▶ _Given task_:
Scan the material for the word "Khela", and copy each line where it shows up.

▶ _Provided entries_:
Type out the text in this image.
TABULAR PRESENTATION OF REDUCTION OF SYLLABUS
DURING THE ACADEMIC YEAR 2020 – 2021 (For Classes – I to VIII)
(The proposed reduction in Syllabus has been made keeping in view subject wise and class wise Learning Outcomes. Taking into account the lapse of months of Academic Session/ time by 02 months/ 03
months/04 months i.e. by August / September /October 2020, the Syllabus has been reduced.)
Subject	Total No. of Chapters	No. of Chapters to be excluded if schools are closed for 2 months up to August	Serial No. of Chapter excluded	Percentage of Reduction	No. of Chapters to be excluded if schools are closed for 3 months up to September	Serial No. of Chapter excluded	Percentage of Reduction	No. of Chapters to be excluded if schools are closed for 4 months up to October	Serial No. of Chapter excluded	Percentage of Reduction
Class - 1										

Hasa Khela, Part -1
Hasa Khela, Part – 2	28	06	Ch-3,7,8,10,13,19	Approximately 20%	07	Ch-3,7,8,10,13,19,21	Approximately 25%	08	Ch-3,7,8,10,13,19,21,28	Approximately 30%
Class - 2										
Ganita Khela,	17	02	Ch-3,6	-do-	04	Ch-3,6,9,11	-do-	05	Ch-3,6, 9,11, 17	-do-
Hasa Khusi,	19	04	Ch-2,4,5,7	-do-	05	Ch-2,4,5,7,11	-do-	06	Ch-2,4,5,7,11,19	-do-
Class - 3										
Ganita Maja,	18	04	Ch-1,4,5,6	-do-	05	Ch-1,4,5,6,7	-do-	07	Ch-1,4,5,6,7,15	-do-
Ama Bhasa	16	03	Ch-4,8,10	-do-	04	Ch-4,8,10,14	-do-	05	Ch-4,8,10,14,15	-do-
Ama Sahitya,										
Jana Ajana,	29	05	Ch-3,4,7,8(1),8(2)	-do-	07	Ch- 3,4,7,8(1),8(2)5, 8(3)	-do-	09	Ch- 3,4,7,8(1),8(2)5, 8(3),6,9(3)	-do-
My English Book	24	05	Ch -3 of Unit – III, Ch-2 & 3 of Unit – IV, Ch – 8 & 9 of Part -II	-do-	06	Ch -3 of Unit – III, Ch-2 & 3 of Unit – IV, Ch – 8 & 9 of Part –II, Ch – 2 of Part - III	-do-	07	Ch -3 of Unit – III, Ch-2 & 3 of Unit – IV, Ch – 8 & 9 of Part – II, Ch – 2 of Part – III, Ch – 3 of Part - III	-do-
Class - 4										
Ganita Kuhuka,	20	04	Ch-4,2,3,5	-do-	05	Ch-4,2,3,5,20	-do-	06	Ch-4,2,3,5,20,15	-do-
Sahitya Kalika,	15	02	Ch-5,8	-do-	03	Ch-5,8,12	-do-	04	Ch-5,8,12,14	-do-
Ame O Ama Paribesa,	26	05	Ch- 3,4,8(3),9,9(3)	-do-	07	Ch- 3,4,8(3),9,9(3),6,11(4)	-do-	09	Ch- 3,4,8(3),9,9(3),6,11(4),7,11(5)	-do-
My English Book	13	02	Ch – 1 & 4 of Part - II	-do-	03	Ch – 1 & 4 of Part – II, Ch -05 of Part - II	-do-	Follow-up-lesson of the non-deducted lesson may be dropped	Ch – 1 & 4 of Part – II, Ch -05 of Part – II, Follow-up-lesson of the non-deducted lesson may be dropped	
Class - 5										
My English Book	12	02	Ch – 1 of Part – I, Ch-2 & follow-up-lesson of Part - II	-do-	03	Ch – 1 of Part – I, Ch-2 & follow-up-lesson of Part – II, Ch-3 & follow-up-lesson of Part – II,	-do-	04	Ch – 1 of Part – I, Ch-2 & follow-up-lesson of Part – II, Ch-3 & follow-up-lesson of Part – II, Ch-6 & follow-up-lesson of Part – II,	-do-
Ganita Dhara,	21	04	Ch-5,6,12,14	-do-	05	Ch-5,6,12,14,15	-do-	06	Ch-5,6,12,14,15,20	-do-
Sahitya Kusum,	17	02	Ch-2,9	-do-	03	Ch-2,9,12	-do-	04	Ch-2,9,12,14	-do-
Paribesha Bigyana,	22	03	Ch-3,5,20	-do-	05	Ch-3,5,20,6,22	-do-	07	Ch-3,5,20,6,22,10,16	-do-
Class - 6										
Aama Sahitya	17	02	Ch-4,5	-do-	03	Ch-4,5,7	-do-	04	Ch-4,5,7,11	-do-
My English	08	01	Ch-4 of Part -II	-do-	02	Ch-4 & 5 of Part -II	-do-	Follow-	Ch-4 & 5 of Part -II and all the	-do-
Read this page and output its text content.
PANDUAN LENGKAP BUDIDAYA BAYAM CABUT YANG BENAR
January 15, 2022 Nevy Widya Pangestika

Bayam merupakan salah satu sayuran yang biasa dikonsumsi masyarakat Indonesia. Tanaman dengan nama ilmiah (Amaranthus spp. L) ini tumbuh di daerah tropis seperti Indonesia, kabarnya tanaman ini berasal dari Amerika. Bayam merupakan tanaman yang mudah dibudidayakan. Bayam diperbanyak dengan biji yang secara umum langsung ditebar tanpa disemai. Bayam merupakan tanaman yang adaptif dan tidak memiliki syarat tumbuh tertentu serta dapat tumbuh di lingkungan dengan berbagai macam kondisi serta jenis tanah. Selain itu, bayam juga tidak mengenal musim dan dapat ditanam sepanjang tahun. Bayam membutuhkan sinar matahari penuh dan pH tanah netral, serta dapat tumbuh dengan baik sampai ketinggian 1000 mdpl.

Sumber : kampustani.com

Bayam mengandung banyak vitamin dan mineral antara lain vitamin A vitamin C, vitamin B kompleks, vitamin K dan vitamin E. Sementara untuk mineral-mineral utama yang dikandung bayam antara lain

▶ _Solution to the problem_:
Hasa Khela, Part -1
Hasa Khela, Part – 2	28	06	Ch-3,7,8,10,13,19	Approximately 20%	07	Ch-3,7,8,10,13,19,21	Approximately 25%	08	Ch-3,7,8,10,13,19,21,28	Approximately 30%
Ganita Khela,	17	02	Ch-3,6	-do-	04	Ch-3,6,9,11	-do-	05	Ch-3,6, 9,11, 17	-do-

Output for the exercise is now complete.